- REQUIREMENT
Copy out each line of the material below with no changes.

- GIVEN DATA
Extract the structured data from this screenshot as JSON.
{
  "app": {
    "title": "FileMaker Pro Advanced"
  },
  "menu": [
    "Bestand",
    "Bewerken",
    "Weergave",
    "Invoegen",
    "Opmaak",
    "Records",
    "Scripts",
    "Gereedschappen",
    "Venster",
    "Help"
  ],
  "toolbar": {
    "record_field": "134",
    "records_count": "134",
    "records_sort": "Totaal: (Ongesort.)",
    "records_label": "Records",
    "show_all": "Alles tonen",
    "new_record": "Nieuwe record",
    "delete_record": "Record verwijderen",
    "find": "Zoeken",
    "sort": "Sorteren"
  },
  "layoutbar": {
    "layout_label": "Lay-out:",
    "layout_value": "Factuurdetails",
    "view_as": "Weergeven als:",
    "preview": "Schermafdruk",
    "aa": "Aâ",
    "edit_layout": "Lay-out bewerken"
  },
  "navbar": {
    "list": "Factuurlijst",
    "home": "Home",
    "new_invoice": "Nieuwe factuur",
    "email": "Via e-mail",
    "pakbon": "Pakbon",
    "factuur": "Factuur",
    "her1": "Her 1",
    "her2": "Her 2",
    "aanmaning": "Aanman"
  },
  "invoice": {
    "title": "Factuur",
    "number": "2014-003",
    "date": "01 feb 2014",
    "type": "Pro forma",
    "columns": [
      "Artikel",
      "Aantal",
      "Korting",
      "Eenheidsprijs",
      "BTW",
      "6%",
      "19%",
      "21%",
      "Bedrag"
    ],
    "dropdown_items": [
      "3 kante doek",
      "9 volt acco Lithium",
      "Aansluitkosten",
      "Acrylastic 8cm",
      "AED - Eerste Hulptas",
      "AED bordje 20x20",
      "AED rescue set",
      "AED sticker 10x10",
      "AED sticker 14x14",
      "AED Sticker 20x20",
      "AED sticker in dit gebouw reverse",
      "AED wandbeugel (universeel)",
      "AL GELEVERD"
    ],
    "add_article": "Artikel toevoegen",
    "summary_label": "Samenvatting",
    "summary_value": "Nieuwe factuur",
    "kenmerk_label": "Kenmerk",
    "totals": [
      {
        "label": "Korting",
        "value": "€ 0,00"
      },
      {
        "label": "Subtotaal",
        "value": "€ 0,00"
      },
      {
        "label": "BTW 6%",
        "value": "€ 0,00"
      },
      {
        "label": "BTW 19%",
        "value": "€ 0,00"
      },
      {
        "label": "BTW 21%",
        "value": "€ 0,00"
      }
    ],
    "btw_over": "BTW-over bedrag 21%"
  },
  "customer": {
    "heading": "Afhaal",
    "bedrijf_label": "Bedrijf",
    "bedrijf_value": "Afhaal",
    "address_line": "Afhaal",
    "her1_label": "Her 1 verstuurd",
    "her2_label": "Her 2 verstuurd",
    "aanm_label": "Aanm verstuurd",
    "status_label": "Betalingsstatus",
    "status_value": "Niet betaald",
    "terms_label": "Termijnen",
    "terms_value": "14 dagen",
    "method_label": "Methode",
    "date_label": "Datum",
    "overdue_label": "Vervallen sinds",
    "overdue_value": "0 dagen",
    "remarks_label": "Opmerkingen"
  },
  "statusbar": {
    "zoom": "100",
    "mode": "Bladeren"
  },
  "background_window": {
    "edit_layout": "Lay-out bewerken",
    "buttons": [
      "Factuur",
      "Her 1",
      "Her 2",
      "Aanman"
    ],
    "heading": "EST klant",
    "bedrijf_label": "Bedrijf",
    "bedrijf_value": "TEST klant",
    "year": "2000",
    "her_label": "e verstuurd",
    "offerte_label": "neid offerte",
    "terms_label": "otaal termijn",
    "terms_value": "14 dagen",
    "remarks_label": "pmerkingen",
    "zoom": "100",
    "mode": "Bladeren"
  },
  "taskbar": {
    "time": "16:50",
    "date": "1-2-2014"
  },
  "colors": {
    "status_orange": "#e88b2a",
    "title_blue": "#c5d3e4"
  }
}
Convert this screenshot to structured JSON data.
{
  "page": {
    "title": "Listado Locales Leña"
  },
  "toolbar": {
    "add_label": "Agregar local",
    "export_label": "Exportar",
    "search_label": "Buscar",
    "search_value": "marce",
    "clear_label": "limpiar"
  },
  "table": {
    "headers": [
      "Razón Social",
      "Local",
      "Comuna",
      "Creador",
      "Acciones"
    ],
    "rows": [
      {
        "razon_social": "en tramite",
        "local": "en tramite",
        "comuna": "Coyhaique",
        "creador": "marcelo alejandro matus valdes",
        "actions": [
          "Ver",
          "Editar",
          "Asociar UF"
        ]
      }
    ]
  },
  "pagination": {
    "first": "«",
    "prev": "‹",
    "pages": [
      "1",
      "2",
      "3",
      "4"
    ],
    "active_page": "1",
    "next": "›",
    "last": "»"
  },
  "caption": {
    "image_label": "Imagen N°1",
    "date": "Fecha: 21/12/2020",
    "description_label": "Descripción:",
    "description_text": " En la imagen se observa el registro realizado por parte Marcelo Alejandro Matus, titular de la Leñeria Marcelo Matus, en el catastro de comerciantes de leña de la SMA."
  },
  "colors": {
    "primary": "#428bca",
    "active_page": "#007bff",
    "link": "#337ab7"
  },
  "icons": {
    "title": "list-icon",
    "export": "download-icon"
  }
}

- EXERCISE RESULT
Extract the structured data from this screenshot as JSON.
{
  "app": {
    "title": "FileMaker Pro Advanced"
  },
  "menu": [
    "Bestand",
    "Bewerken",
    "Weergave",
    "Invoegen",
    "Opmaak",
    "Records",
    "Scripts",
    "Gereedschappen",
    "Venster",
    "Help"
  ],
  "toolbar": {
    "record_field": "134",
    "records_count": "134",
    "records_sort": "Totaal: (Ongesort.)",
    "records_label": "Records",
    "show_all": "Alles tonen",
    "new_record": "Nieuwe record",
    "delete_record": "Record verwijderen",
    "find": "Zoeken",
    "sort": "Sorteren"
  },
  "layoutbar": {
    "layout_label": "Lay-out:",
    "layout_value": "Factuurdetails",
    "view_as": "Weergeven als:",
    "preview": "Schermafdruk",
    "aa": "Aâ",
    "edit_layout": "Lay-out bewerken"
  },
  "navbar": {
    "list": "Factuurlijst",
    "home": "Home",
    "new_invoice": "Nieuwe factuur",
    "email": "Via e-mail",
    "pakbon": "Pakbon",
    "factuur": "Factuur",
    "her1": "Her 1",
    "her2": "Her 2",
    "aanmaning": "Aanman"
  },
  "invoice": {
    "title": "Factuur",
    "number": "2014-003",
    "date": "01 feb 2014",
    "type": "Pro forma",
    "columns": [
      "Artikel",
      "Aantal",
      "Korting",
      "Eenheidsprijs",
      "BTW",
      "6%",
      "19%",
      "21%",
      "Bedrag"
    ],
    "dropdown_items": [
      "3 kante doek",
      "9 volt acco Lithium",
      "Aansluitkosten",
      "Acrylastic 8cm",
      "AED - Eerste Hulptas",
      "AED bordje 20x20",
      "AED rescue set",
      "AED sticker 10x10",
      "AED sticker 14x14",
      "AED Sticker 20x20",
      "AED sticker in dit gebouw reverse",
      "AED wandbeugel (universeel)",
      "AL GELEVERD"
    ],
    "add_article": "Artikel toevoegen",
    "summary_label": "Samenvatting",
    "summary_value": "Nieuwe factuur",
    "kenmerk_label": "Kenmerk",
    "totals": [
      {
        "label": "Korting",
        "value": "€ 0,00"
      },
      {
        "label": "Subtotaal",
        "value": "€ 0,00"
      },
      {
        "label": "BTW 6%",
        "value": "€ 0,00"
      },
      {
        "label": "BTW 19%",
        "value": "€ 0,00"
      },
      {
        "label": "BTW 21%",
        "value": "€ 0,00"
      }
    ],
    "btw_over": "BTW-over bedrag 21%"
  },
  "customer": {
    "heading": "Afhaal",
    "bedrijf_label": "Bedrijf",
    "bedrijf_value": "Afhaal",
    "address_line": "Afhaal",
    "her1_label": "Her 1 verstuurd",
    "her2_label": "Her 2 verstuurd",
    "aanm_label": "Aanm verstuurd",
    "status_label": "Betalingsstatus",
    "status_value": "Niet betaald",
    "terms_label": "Termijnen",
    "terms_value": "14 dagen",
    "method_label": "Methode",
    "date_label": "Datum",
    "overdue_label": "Vervallen sinds",
    "overdue_value": "0 dagen",
    "remarks_label": "Opmerkingen"
  },
  "statusbar": {
    "zoom": "100",
    "mode": "Bladeren"
  },
  "background_window": {
    "edit_layout": "Lay-out bewerken",
    "buttons": [
      "Factuur",
      "Her 1",
      "Her 2",
      "Aanman"
    ],
    "heading": "EST klant",
    "bedrijf_label": "Bedrijf",
    "bedrijf_value": "TEST klant",
    "year": "2000",
    "her_label": "e verstuurd",
    "offerte_label": "neid offerte",
    "terms_label": "otaal termijn",
    "terms_value": "14 dagen",
    "remarks_label": "pmerkingen",
    "zoom": "100",
    "mode": "Bladeren"
  },
  "taskbar": {
    "time": "16:50",
    "date": "1-2-2014"
  },
  "colors": {
    "status_orange": "#e88b2a",
    "title_blue": "#c5d3e4"
  }
}
Convert this screenshot to structured JSON data.
{
  "page": {
    "title": "Listado Locales Leña"
  },
  "toolbar": {
    "add_label": "Agregar local",
    "export_label": "Exportar",
    "search_label": "Buscar",
    "search_value": "marce",
    "clear_label": "limpiar"
  },
  "table": {
    "headers": [
      "Razón Social",
      "Local",
      "Comuna",
      "Creador",
      "Acciones"
    ],
    "rows": [
      {
        "razon_social": "en tramite",
        "local": "en tramite",
        "comuna": "Coyhaique",
        "creador": "marcelo alejandro matus valdes",
        "actions": [
          "Ver",
          "Editar",
          "Asociar UF"
        ]
      }
    ]
  },
  "pagination": {
    "first": "«",
    "prev": "‹",
    "pages": [
      "1",
      "2",
      "3",
      "4"
    ],
    "active_page": "1",
    "next": "›",
    "last": "»"
  },
  "caption": {
    "image_label": "Imagen N°1",
    "date": "Fecha: 21/12/2020",
    "description_label": "Descripción:",
    "description_text": " En la imagen se observa el registro realizado por parte Marcelo Alejandro Matus, titular de la Leñeria Marcelo Matus, en el catastro de comerciantes de leña de la SMA."
  },
  "colors": {
    "primary": "#428bca",
    "active_page": "#007bff",
    "link": "#337ab7"
  },
  "icons": {
    "title": "list-icon",
    "export": "download-icon"
  }
}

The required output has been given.